§ Data extracted from a collection
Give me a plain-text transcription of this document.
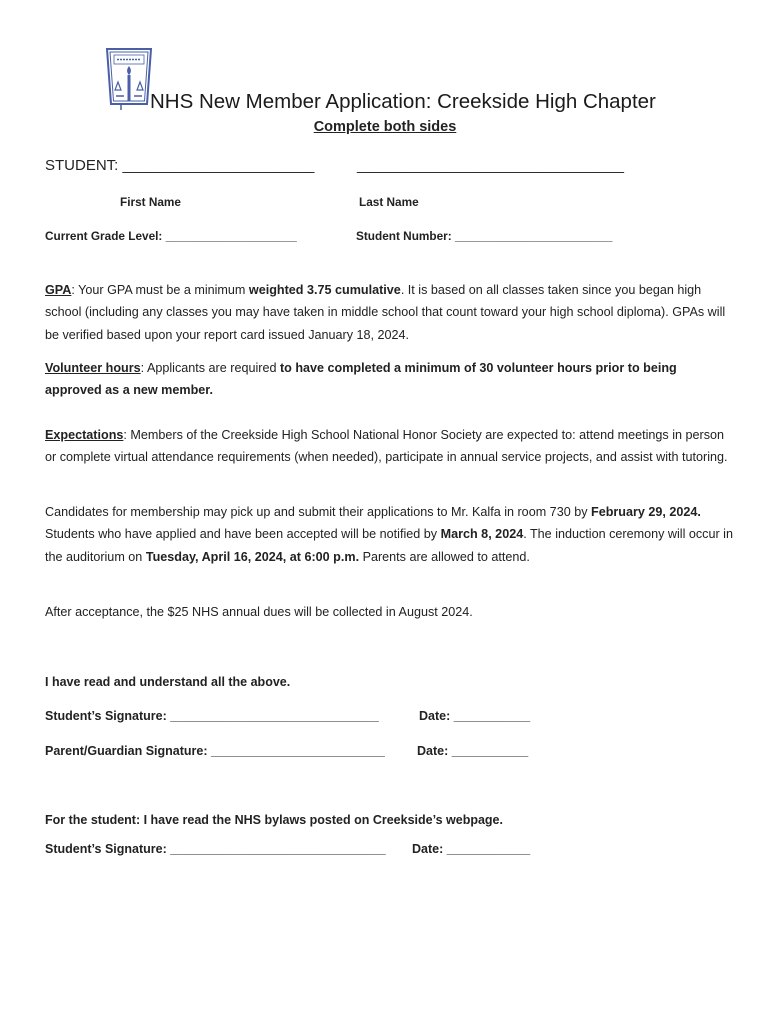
NHS New Member Application: Creekside High Chapter
Complete both sides
STUDENT: _______________________	________________________________
First Name	Last Name
Current Grade Level: ____________________	Student Number: ________________________

GPA: Your GPA must be a minimum weighted 3.75 cumulative. It is based on all classes taken since you began high school (including any classes you may have taken in middle school that count toward your high school diploma). GPAs will be verified based upon your report card issued January 18, 2024.

Volunteer hours: Applicants are required to have completed a minimum of 30 volunteer hours prior to being approved as a new member.

Expectations: Members of the Creekside High School National Honor Society are expected to: attend meetings in person or complete virtual attendance requirements (when needed), participate in annual service projects, and assist with tutoring.

Candidates for membership may pick up and submit their applications to Mr. Kalfa in room 730 by February 29, 2024. Students who have applied and have been accepted will be notified by March 8, 2024. The induction ceremony will occur in the auditorium on Tuesday, April 16, 2024, at 6:00 p.m. Parents are allowed to attend.

After acceptance, the $25 NHS annual dues will be collected in August 2024.

I have read and understand all the above.
Student’s Signature: ______________________________	Date: ___________
Parent/Guardian Signature: _________________________	Date: ___________
For the student: I have read the NHS bylaws posted on Creekside’s webpage.
Student’s Signature: _______________________________ Date: ____________
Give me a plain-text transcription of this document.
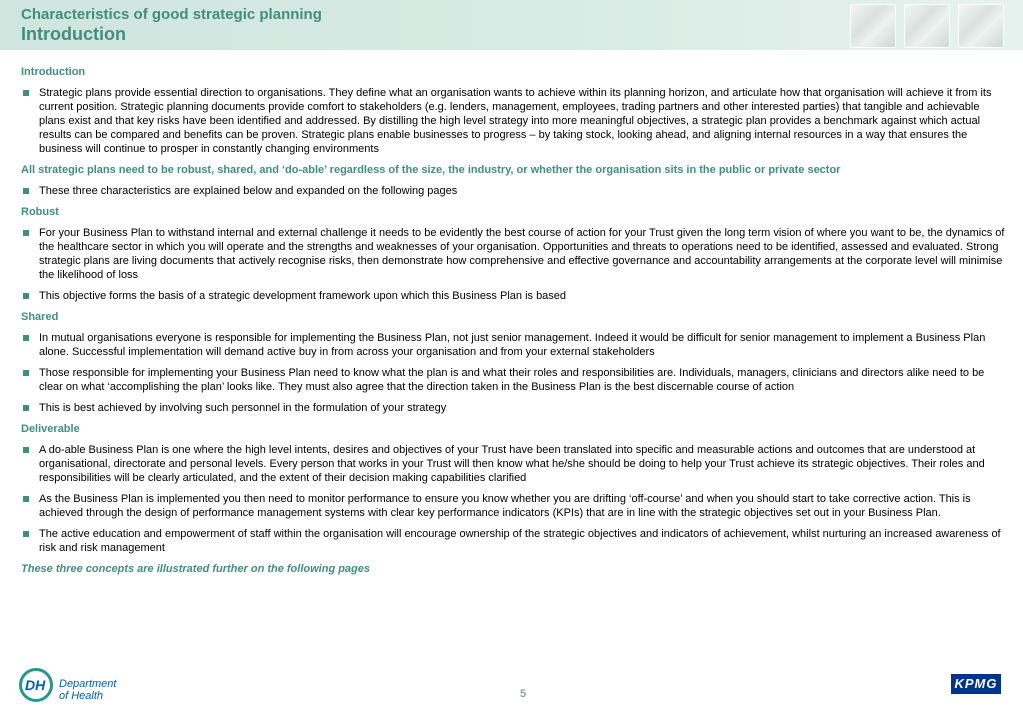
Characteristics of good strategic planning
Introduction
Introduction
Strategic plans provide essential direction to organisations. They define what an organisation wants to achieve within its planning horizon, and articulate how that organisation will achieve it from its current position. Strategic planning documents provide comfort to stakeholders (e.g. lenders, management, employees, trading partners and other interested parties) that tangible and achievable plans exist and that key risks have been identified and addressed. By distilling the high level strategy into more meaningful objectives, a strategic plan provides a benchmark against which actual results can be compared and benefits can be proven. Strategic plans enable businesses to progress – by taking stock, looking ahead, and aligning internal resources in a way that ensures the business will continue to prosper in constantly changing environments
All strategic plans need to be robust, shared, and ‘do-able’ regardless of the size, the industry, or whether the organisation sits in the public or private sector
These three characteristics are explained below and expanded on the following pages
Robust
For your Business Plan to withstand internal and external challenge it needs to be evidently the best course of action for your Trust given the long term vision of where you want to be, the dynamics of the healthcare sector in which you will operate and the strengths and weaknesses of your organisation. Opportunities and threats to operations need to be identified, assessed and evaluated. Strong strategic plans are living documents that actively recognise risks, then demonstrate how comprehensive and effective governance and accountability arrangements at the corporate level will minimise the likelihood of loss
This objective forms the basis of a strategic development framework upon which this Business Plan is based
Shared
In mutual organisations everyone is responsible for implementing the Business Plan, not just senior management. Indeed it would be difficult for senior management to implement a Business Plan alone. Successful implementation will demand active buy in from across your organisation and from your external stakeholders
Those responsible for implementing your Business Plan need to know what the plan is and what their roles and responsibilities are. Individuals, managers, clinicians and directors alike need to be clear on what ‘accomplishing the plan’ looks like. They must also agree that the direction taken in the Business Plan is the best discernable course of action
This is best achieved by involving such personnel in the formulation of your strategy
Deliverable
A do-able Business Plan is one where the high level intents, desires and objectives of your Trust have been translated into specific and measurable actions and outcomes that are understood at organisational, directorate and personal levels. Every person that works in your Trust will then know what he/she should be doing to help your Trust achieve its strategic objectives. Their roles and responsibilities will be clearly articulated, and the extent of their decision making capabilities clarified
As the Business Plan is implemented you then need to monitor performance to ensure you know whether you are drifting ‘off-course’ and when you should start to take corrective action. This is achieved through the design of performance management systems with clear key performance indicators (KPIs) that are in line with the strategic objectives set out in your Business Plan.
The active education and empowerment of staff within the organisation will encourage ownership of the strategic objectives and indicators of achievement, whilst nurturing an increased awareness of risk and risk management
These three concepts are illustrated further on the following pages
DH Department
of Health	5
KPMG
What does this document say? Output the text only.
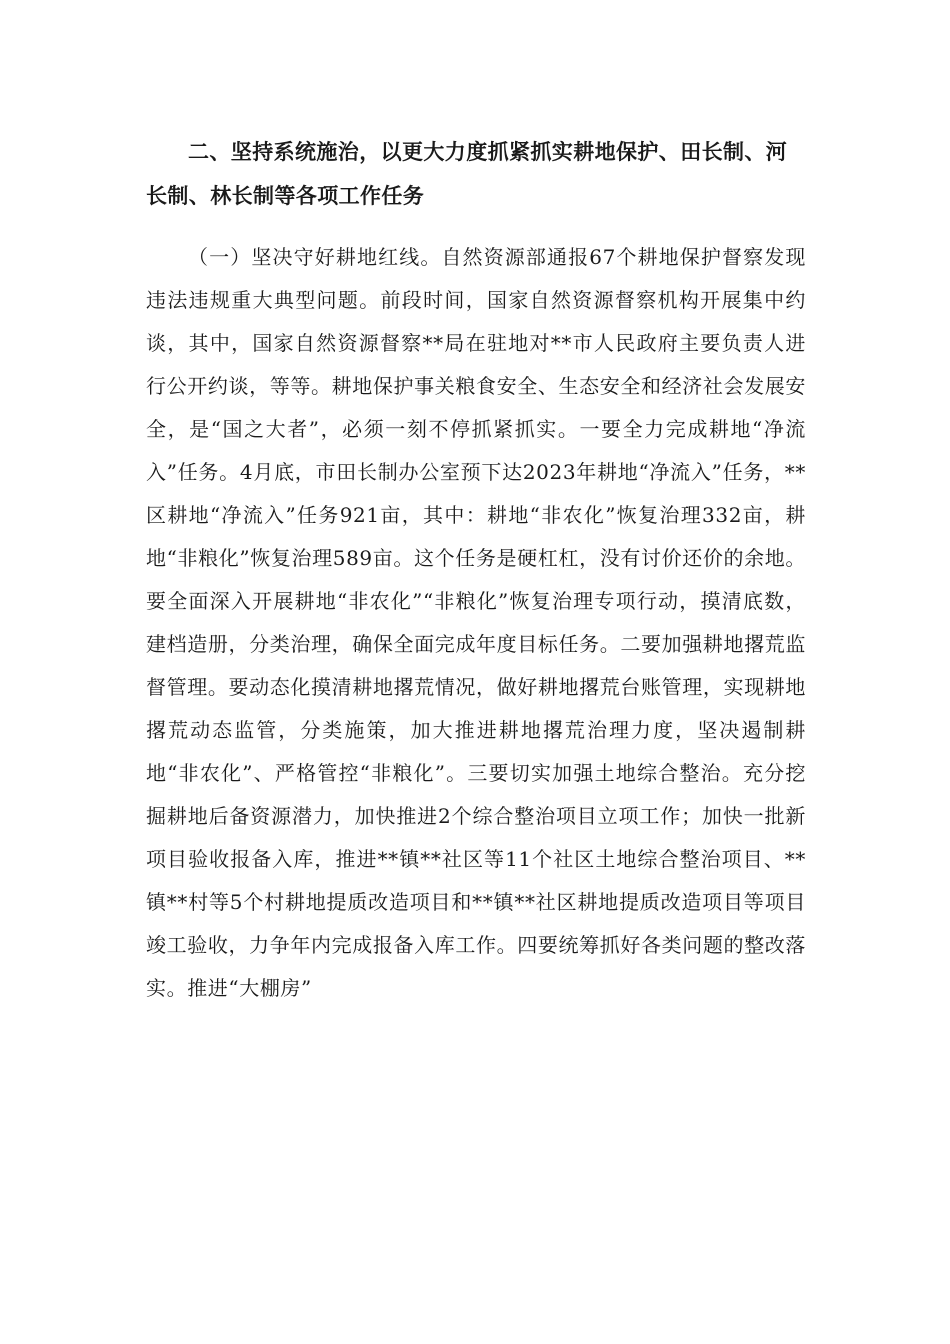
二、坚持系统施治，以更大力度抓紧抓实耕地保护、田长制、河长制、林长制等各项工作任务

（一）坚决守好耕地红线。自然资源部通报67个耕地保护督察发现违法违规重大典型问题。前段时间，国家自然资源督察机构开展集中约谈，其中，国家自然资源督察**局在驻地对**市人民政府主要负责人进行公开约谈，等等。耕地保护事关粮食安全、生态安全和经济社会发展安全，是“国之大者”，必须一刻不停抓紧抓实。一要全力完成耕地“净流入”任务。4月底，市田长制办公室预下达2023年耕地“净流入”任务，**区耕地“净流入”任务921亩，其中：耕地“非农化”恢复治理332亩，耕地“非粮化”恢复治理589亩。这个任务是硬杠杠，没有讨价还价的余地。要全面深入开展耕地“非农化”“非粮化”恢复治理专项行动，摸清底数，建档造册，分类治理，确保全面完成年度目标任务。二要加强耕地撂荒监督管理。要动态化摸清耕地撂荒情况，做好耕地撂荒台账管理，实现耕地撂荒动态监管，分类施策，加大推进耕地撂荒治理力度，坚决遏制耕地“非农化”、严格管控“非粮化”。三要切实加强土地综合整治。充分挖掘耕地后备资源潜力，加快推进2个综合整治项目立项工作；加快一批新项目验收报备入库，推进**镇**社区等11个社区土地综合整治项目、**镇**村等5个村耕地提质改造项目和**镇**社区耕地提质改造项目等项目竣工验收，力争年内完成报备入库工作。四要统筹抓好各类问题的整改落实。推进“大棚房”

§ Exercise task
Give back the whole listing as it stands, minus its pictures.

§ Finished exercise
Give me a plain-text transcription of this document.
NHS New Member Application: Creekside High Chapter
Complete both sides
STUDENT: _______________________	________________________________
First Name	Last Name
Current Grade Level: ____________________	Student Number: ________________________

GPA: Your GPA must be a minimum weighted 3.75 cumulative. It is based on all classes taken since you began high school (including any classes you may have taken in middle school that count toward your high school diploma). GPAs will be verified based upon your report card issued January 18, 2024.

Volunteer hours: Applicants are required to have completed a minimum of 30 volunteer hours prior to being approved as a new member.

Expectations: Members of the Creekside High School National Honor Society are expected to: attend meetings in person or complete virtual attendance requirements (when needed), participate in annual service projects, and assist with tutoring.

Candidates for membership may pick up and submit their applications to Mr. Kalfa in room 730 by February 29, 2024. Students who have applied and have been accepted will be notified by March 8, 2024. The induction ceremony will occur in the auditorium on Tuesday, April 16, 2024, at 6:00 p.m. Parents are allowed to attend.

After acceptance, the $25 NHS annual dues will be collected in August 2024.

I have read and understand all the above.
Student’s Signature: ______________________________	Date: ___________
Parent/Guardian Signature: _________________________	Date: ___________
For the student: I have read the NHS bylaws posted on Creekside’s webpage.
Student’s Signature: _______________________________ Date: ____________
Give me a plain-text transcription of this document.
Characteristics of good strategic planning
Introduction
Introduction
Strategic plans provide essential direction to organisations. They define what an organisation wants to achieve within its planning horizon, and articulate how that organisation will achieve it from its current position. Strategic planning documents provide comfort to stakeholders (e.g. lenders, management, employees, trading partners and other interested parties) that tangible and achievable plans exist and that key risks have been identified and addressed. By distilling the high level strategy into more meaningful objectives, a strategic plan provides a benchmark against which actual results can be compared and benefits can be proven. Strategic plans enable businesses to progress – by taking stock, looking ahead, and aligning internal resources in a way that ensures the business will continue to prosper in constantly changing environments
All strategic plans need to be robust, shared, and ‘do-able’ regardless of the size, the industry, or whether the organisation sits in the public or private sector
These three characteristics are explained below and expanded on the following pages
Robust
For your Business Plan to withstand internal and external challenge it needs to be evidently the best course of action for your Trust given the long term vision of where you want to be, the dynamics of the healthcare sector in which you will operate and the strengths and weaknesses of your organisation. Opportunities and threats to operations need to be identified, assessed and evaluated. Strong strategic plans are living documents that actively recognise risks, then demonstrate how comprehensive and effective governance and accountability arrangements at the corporate level will minimise the likelihood of loss
This objective forms the basis of a strategic development framework upon which this Business Plan is based
Shared
In mutual organisations everyone is responsible for implementing the Business Plan, not just senior management. Indeed it would be difficult for senior management to implement a Business Plan alone. Successful implementation will demand active buy in from across your organisation and from your external stakeholders
Those responsible for implementing your Business Plan need to know what the plan is and what their roles and responsibilities are. Individuals, managers, clinicians and directors alike need to be clear on what ‘accomplishing the plan’ looks like. They must also agree that the direction taken in the Business Plan is the best discernable course of action
This is best achieved by involving such personnel in the formulation of your strategy
Deliverable
A do-able Business Plan is one where the high level intents, desires and objectives of your Trust have been translated into specific and measurable actions and outcomes that are understood at organisational, directorate and personal levels. Every person that works in your Trust will then know what he/she should be doing to help your Trust achieve its strategic objectives. Their roles and responsibilities will be clearly articulated, and the extent of their decision making capabilities clarified
As the Business Plan is implemented you then need to monitor performance to ensure you know whether you are drifting ‘off-course’ and when you should start to take corrective action. This is achieved through the design of performance management systems with clear key performance indicators (KPIs) that are in line with the strategic objectives set out in your Business Plan.
The active education and empowerment of staff within the organisation will encourage ownership of the strategic objectives and indicators of achievement, whilst nurturing an increased awareness of risk and risk management
These three concepts are illustrated further on the following pages
DH Department
of Health	5
KPMG
What does this document say? Output the text only.
二、坚持系统施治，以更大力度抓紧抓实耕地保护、田长制、河长制、林长制等各项工作任务

（一）坚决守好耕地红线。自然资源部通报67个耕地保护督察发现违法违规重大典型问题。前段时间，国家自然资源督察机构开展集中约谈，其中，国家自然资源督察**局在驻地对**市人民政府主要负责人进行公开约谈，等等。耕地保护事关粮食安全、生态安全和经济社会发展安全，是“国之大者”，必须一刻不停抓紧抓实。一要全力完成耕地“净流入”任务。4月底，市田长制办公室预下达2023年耕地“净流入”任务，**区耕地“净流入”任务921亩，其中：耕地“非农化”恢复治理332亩，耕地“非粮化”恢复治理589亩。这个任务是硬杠杠，没有讨价还价的余地。要全面深入开展耕地“非农化”“非粮化”恢复治理专项行动，摸清底数，建档造册，分类治理，确保全面完成年度目标任务。二要加强耕地撂荒监督管理。要动态化摸清耕地撂荒情况，做好耕地撂荒台账管理，实现耕地撂荒动态监管，分类施策，加大推进耕地撂荒治理力度，坚决遏制耕地“非农化”、严格管控“非粮化”。三要切实加强土地综合整治。充分挖掘耕地后备资源潜力，加快推进2个综合整治项目立项工作；加快一批新项目验收报备入库，推进**镇**社区等11个社区土地综合整治项目、**镇**村等5个村耕地提质改造项目和**镇**社区耕地提质改造项目等项目竣工验收，力争年内完成报备入库工作。四要统筹抓好各类问题的整改落实。推进“大棚房”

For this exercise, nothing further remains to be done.